[AIM OF THE EXERCISE] What lines of the data hold the string "HORTICULTURAL"? Pull each one out.

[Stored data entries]
────────────────

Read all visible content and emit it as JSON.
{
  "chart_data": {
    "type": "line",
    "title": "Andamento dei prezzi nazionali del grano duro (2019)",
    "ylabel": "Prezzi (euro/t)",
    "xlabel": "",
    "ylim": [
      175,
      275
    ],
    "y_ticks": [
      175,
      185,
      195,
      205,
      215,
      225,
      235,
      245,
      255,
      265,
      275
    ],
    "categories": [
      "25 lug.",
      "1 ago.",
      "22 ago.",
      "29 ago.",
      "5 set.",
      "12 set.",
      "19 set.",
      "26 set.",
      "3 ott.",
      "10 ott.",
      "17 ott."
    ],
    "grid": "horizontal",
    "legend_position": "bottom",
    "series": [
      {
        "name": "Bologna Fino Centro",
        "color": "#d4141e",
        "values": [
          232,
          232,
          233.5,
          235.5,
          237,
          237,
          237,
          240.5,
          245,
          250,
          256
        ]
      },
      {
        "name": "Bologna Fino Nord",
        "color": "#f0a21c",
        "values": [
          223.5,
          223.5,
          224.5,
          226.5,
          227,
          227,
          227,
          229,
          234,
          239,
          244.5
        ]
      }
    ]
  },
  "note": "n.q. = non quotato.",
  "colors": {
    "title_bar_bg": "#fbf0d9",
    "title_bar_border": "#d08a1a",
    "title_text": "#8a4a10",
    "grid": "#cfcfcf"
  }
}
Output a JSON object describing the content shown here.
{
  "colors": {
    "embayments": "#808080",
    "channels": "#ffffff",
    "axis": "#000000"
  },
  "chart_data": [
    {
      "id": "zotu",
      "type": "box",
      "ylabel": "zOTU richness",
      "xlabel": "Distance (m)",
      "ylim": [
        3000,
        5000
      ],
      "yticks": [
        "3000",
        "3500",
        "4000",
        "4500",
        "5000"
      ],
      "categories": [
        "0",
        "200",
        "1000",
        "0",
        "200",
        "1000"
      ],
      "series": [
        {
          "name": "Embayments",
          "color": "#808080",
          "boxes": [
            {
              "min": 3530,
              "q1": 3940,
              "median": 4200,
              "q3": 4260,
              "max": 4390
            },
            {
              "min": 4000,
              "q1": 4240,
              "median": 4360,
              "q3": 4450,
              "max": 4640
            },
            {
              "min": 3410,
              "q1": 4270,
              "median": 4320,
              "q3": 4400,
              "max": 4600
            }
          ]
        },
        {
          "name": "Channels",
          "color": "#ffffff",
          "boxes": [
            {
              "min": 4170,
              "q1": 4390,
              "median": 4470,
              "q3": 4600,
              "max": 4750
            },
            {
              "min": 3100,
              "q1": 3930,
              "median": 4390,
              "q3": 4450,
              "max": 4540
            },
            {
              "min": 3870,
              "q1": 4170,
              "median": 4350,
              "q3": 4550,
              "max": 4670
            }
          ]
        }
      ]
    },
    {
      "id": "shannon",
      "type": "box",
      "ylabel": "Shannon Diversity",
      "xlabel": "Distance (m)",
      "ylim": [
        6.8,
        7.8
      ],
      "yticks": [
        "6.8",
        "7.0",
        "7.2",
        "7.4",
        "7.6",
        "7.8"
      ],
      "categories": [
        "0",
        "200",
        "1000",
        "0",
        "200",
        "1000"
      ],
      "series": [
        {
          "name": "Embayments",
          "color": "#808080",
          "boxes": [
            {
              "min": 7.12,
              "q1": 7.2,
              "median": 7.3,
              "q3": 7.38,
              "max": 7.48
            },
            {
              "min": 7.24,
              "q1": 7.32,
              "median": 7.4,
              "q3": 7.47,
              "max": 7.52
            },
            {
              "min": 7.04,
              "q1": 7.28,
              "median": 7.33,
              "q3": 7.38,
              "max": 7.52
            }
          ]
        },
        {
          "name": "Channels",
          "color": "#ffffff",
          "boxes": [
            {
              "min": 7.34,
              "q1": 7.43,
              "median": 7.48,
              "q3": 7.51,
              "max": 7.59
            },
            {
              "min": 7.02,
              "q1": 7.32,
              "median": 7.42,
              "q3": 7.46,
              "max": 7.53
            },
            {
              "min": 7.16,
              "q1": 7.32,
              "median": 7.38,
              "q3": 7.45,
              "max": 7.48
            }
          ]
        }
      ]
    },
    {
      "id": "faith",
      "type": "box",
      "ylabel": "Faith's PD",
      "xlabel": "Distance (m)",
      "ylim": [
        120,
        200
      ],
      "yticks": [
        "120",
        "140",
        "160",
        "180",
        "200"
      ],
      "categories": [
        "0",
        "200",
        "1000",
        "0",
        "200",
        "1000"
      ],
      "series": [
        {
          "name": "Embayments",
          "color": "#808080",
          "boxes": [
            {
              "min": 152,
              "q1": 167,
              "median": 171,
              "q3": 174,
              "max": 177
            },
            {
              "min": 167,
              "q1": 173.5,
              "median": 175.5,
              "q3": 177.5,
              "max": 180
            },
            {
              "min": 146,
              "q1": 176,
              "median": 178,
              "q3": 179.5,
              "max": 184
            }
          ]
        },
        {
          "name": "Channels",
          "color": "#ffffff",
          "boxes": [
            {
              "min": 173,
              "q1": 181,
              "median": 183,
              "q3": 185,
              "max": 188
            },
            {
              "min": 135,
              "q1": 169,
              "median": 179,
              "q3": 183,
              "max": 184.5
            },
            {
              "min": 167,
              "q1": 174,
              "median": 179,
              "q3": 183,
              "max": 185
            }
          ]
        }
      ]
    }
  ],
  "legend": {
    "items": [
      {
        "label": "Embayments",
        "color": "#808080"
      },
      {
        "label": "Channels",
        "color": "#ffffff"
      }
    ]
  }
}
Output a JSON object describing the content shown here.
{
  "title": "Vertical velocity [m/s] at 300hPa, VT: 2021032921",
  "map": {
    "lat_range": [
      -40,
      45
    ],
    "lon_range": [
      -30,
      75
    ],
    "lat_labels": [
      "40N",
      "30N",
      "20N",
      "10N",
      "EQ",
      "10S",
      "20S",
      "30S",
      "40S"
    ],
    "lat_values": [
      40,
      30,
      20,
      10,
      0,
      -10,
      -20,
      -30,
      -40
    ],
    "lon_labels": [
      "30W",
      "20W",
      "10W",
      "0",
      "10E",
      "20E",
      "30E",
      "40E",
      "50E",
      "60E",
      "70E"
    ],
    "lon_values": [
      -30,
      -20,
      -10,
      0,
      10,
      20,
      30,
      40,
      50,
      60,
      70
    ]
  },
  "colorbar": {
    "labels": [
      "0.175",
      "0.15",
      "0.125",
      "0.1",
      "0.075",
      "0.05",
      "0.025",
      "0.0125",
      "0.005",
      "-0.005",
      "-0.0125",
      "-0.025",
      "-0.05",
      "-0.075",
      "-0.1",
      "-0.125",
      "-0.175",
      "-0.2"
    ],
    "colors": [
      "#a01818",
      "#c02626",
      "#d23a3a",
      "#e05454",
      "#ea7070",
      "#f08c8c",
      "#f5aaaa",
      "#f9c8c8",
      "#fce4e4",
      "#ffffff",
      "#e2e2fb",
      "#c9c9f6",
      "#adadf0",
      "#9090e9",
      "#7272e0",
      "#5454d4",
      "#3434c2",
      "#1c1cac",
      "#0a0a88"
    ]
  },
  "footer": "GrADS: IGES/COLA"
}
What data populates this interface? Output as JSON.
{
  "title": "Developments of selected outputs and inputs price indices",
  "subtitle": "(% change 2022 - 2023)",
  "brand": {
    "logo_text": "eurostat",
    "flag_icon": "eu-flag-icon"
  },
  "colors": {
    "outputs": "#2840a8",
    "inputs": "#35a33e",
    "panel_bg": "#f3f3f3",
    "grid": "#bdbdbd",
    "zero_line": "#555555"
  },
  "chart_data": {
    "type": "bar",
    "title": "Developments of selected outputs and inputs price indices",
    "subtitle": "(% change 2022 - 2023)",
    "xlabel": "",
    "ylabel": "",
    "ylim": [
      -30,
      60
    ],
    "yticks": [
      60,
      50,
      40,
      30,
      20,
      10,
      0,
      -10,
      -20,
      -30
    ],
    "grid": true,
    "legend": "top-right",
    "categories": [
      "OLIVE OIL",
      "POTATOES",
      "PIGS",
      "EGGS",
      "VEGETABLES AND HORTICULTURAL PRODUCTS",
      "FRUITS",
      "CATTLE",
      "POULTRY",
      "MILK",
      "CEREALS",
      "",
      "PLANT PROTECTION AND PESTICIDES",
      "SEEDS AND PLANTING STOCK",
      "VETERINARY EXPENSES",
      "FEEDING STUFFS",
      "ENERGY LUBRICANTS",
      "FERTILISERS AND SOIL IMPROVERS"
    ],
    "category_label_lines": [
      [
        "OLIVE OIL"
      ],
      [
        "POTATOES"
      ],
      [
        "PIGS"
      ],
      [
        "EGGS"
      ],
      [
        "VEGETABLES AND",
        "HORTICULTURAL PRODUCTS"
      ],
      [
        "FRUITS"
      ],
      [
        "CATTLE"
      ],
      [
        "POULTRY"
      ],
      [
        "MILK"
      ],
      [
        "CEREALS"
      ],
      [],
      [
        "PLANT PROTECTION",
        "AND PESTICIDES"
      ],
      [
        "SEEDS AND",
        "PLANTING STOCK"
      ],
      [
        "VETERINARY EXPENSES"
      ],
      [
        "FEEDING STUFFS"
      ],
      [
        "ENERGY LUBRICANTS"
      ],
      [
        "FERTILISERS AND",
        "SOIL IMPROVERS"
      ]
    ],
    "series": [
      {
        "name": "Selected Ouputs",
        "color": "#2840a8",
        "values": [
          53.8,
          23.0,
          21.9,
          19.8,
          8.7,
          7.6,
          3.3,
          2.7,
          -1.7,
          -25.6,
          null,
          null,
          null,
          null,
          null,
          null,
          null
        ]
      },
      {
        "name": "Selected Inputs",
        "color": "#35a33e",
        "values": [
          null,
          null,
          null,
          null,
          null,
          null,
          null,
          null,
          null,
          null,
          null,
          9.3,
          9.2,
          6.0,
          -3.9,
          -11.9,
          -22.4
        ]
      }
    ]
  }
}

────────────────

[REPLY TO THE TASK]
      "VEGETABLES AND HORTICULTURAL PRODUCTS",
        "HORTICULTURAL PRODUCTS"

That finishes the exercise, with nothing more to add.